WHAT TO DO. Exact transcription of the following records is needed, with every picture dropped.

PROVIDED RECORDS.
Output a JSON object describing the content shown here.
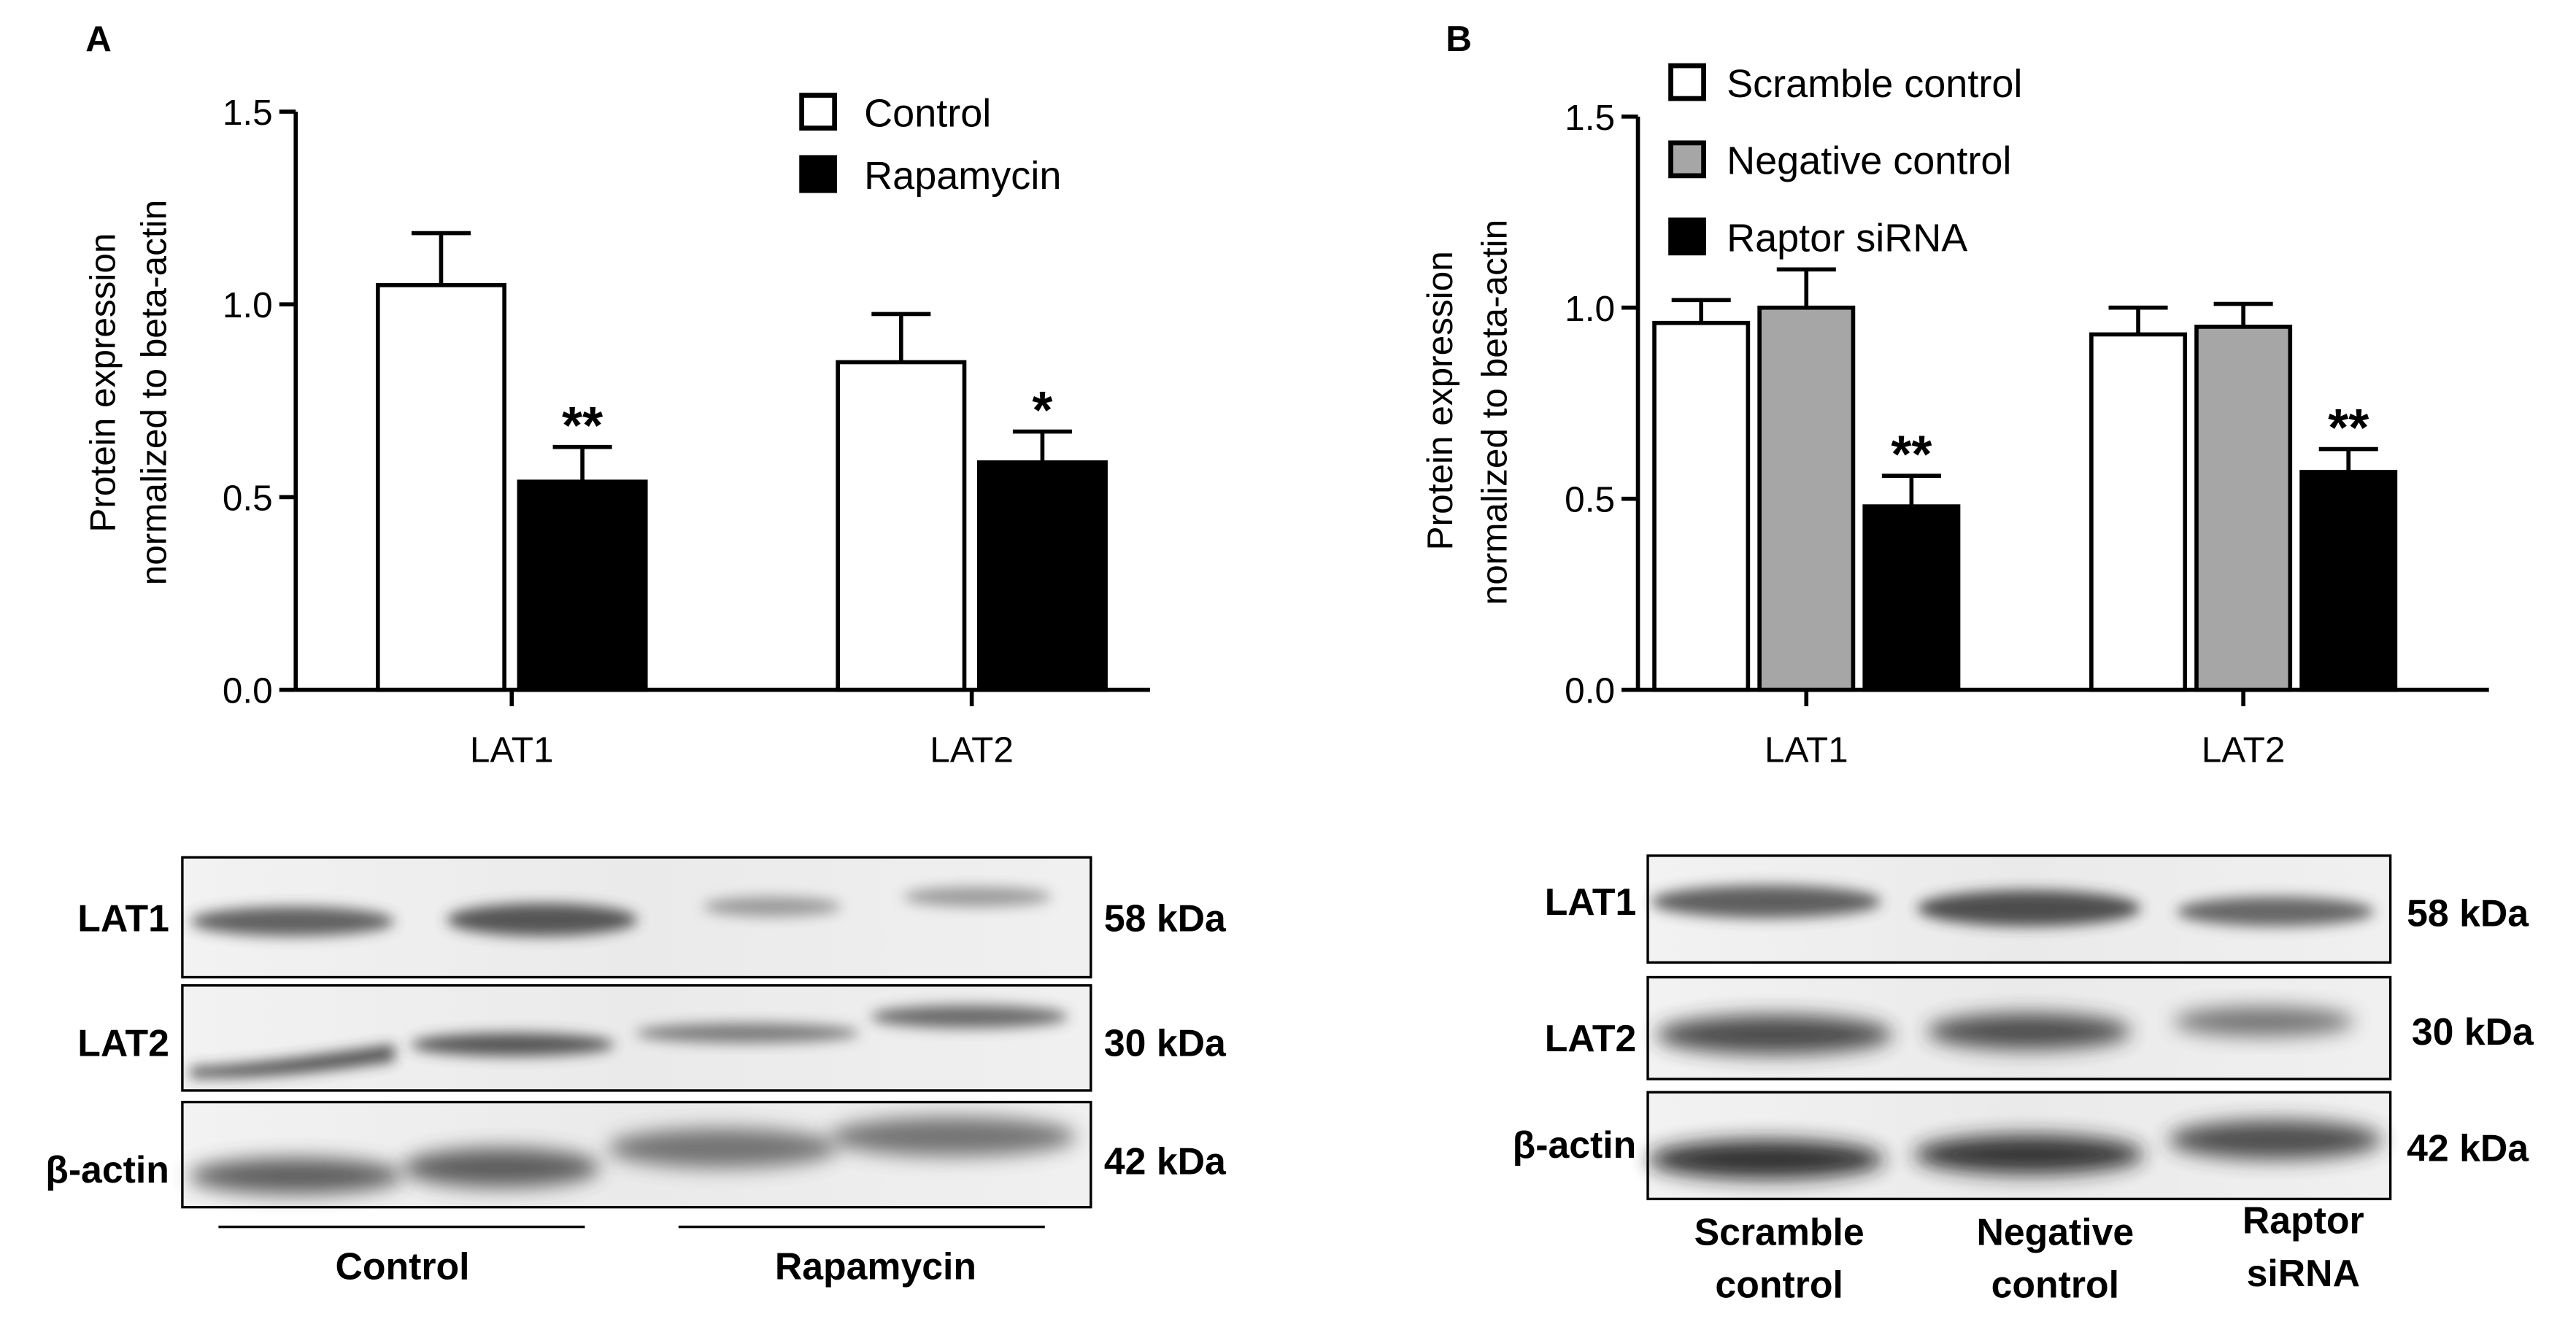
{
  "panels": [
    {
      "letter": "A",
      "chart_data": {
        "type": "bar",
        "ylabel": [
          "Protein expression",
          "normalized to beta-actin"
        ],
        "xlabel": "",
        "ylim": [
          0,
          1.5
        ],
        "yticks": [
          0,
          0.5,
          1.0,
          1.5
        ],
        "ytick_labels": [
          "0.0",
          "0.5",
          "1.0",
          "1.5"
        ],
        "categories": [
          "LAT1",
          "LAT2"
        ],
        "series": [
          {
            "name": "Control",
            "fill": "#ffffff",
            "values": [
              1.05,
              0.85
            ],
            "errors": [
              0.135,
              0.125
            ],
            "sig": [
              "",
              ""
            ]
          },
          {
            "name": "Rapamycin",
            "fill": "#000000",
            "values": [
              0.54,
              0.59
            ],
            "errors": [
              0.09,
              0.08
            ],
            "sig": [
              "**",
              "*"
            ]
          }
        ],
        "legend_position": "top-right",
        "grid": false
      },
      "blot": {
        "rows": [
          {
            "protein": "LAT1",
            "size": "58 kDa"
          },
          {
            "protein": "LAT2",
            "size": "30 kDa"
          },
          {
            "protein": "β-actin",
            "size": "42 kDa"
          }
        ],
        "groups": [
          "Control",
          "Rapamycin"
        ]
      }
    },
    {
      "letter": "B",
      "chart_data": {
        "type": "bar",
        "ylabel": [
          "Protein expression",
          "normalized to beta-actin"
        ],
        "xlabel": "",
        "ylim": [
          0,
          1.5
        ],
        "yticks": [
          0,
          0.5,
          1.0,
          1.5
        ],
        "ytick_labels": [
          "0.0",
          "0.5",
          "1.0",
          "1.5"
        ],
        "categories": [
          "LAT1",
          "LAT2"
        ],
        "series": [
          {
            "name": "Scramble control",
            "fill": "#ffffff",
            "values": [
              0.96,
              0.93
            ],
            "errors": [
              0.06,
              0.07
            ],
            "sig": [
              "",
              ""
            ]
          },
          {
            "name": "Negative control",
            "fill": "#a6a6a6",
            "values": [
              1.0,
              0.95
            ],
            "errors": [
              0.1,
              0.06
            ],
            "sig": [
              "",
              ""
            ]
          },
          {
            "name": "Raptor siRNA",
            "fill": "#000000",
            "values": [
              0.48,
              0.57
            ],
            "errors": [
              0.08,
              0.06
            ],
            "sig": [
              "**",
              "**"
            ]
          }
        ],
        "legend_position": "top",
        "grid": false
      },
      "blot": {
        "rows": [
          {
            "protein": "LAT1",
            "size": "58 kDa"
          },
          {
            "protein": "LAT2",
            "size": "30 kDa"
          },
          {
            "protein": "β-actin",
            "size": "42 kDa"
          }
        ],
        "lanes": [
          [
            "Scramble",
            "control"
          ],
          [
            "Negative",
            "control"
          ],
          [
            "Raptor",
            "siRNA"
          ]
        ]
      }
    }
  ]
}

RESPONSE BOX.
Output a JSON object describing the content shown here.
{
  "panels": [
    {
      "letter": "A",
      "chart_data": {
        "type": "bar",
        "ylabel": [
          "Protein expression",
          "normalized to beta-actin"
        ],
        "xlabel": "",
        "ylim": [
          0,
          1.5
        ],
        "yticks": [
          0,
          0.5,
          1.0,
          1.5
        ],
        "ytick_labels": [
          "0.0",
          "0.5",
          "1.0",
          "1.5"
        ],
        "categories": [
          "LAT1",
          "LAT2"
        ],
        "series": [
          {
            "name": "Control",
            "fill": "#ffffff",
            "values": [
              1.05,
              0.85
            ],
            "errors": [
              0.135,
              0.125
            ],
            "sig": [
              "",
              ""
            ]
          },
          {
            "name": "Rapamycin",
            "fill": "#000000",
            "values": [
              0.54,
              0.59
            ],
            "errors": [
              0.09,
              0.08
            ],
            "sig": [
              "**",
              "*"
            ]
          }
        ],
        "legend_position": "top-right",
        "grid": false
      },
      "blot": {
        "rows": [
          {
            "protein": "LAT1",
            "size": "58 kDa"
          },
          {
            "protein": "LAT2",
            "size": "30 kDa"
          },
          {
            "protein": "β-actin",
            "size": "42 kDa"
          }
        ],
        "groups": [
          "Control",
          "Rapamycin"
        ]
      }
    },
    {
      "letter": "B",
      "chart_data": {
        "type": "bar",
        "ylabel": [
          "Protein expression",
          "normalized to beta-actin"
        ],
        "xlabel": "",
        "ylim": [
          0,
          1.5
        ],
        "yticks": [
          0,
          0.5,
          1.0,
          1.5
        ],
        "ytick_labels": [
          "0.0",
          "0.5",
          "1.0",
          "1.5"
        ],
        "categories": [
          "LAT1",
          "LAT2"
        ],
        "series": [
          {
            "name": "Scramble control",
            "fill": "#ffffff",
            "values": [
              0.96,
              0.93
            ],
            "errors": [
              0.06,
              0.07
            ],
            "sig": [
              "",
              ""
            ]
          },
          {
            "name": "Negative control",
            "fill": "#a6a6a6",
            "values": [
              1.0,
              0.95
            ],
            "errors": [
              0.1,
              0.06
            ],
            "sig": [
              "",
              ""
            ]
          },
          {
            "name": "Raptor siRNA",
            "fill": "#000000",
            "values": [
              0.48,
              0.57
            ],
            "errors": [
              0.08,
              0.06
            ],
            "sig": [
              "**",
              "**"
            ]
          }
        ],
        "legend_position": "top",
        "grid": false
      },
      "blot": {
        "rows": [
          {
            "protein": "LAT1",
            "size": "58 kDa"
          },
          {
            "protein": "LAT2",
            "size": "30 kDa"
          },
          {
            "protein": "β-actin",
            "size": "42 kDa"
          }
        ],
        "lanes": [
          [
            "Scramble",
            "control"
          ],
          [
            "Negative",
            "control"
          ],
          [
            "Raptor",
            "siRNA"
          ]
        ]
      }
    }
  ]
}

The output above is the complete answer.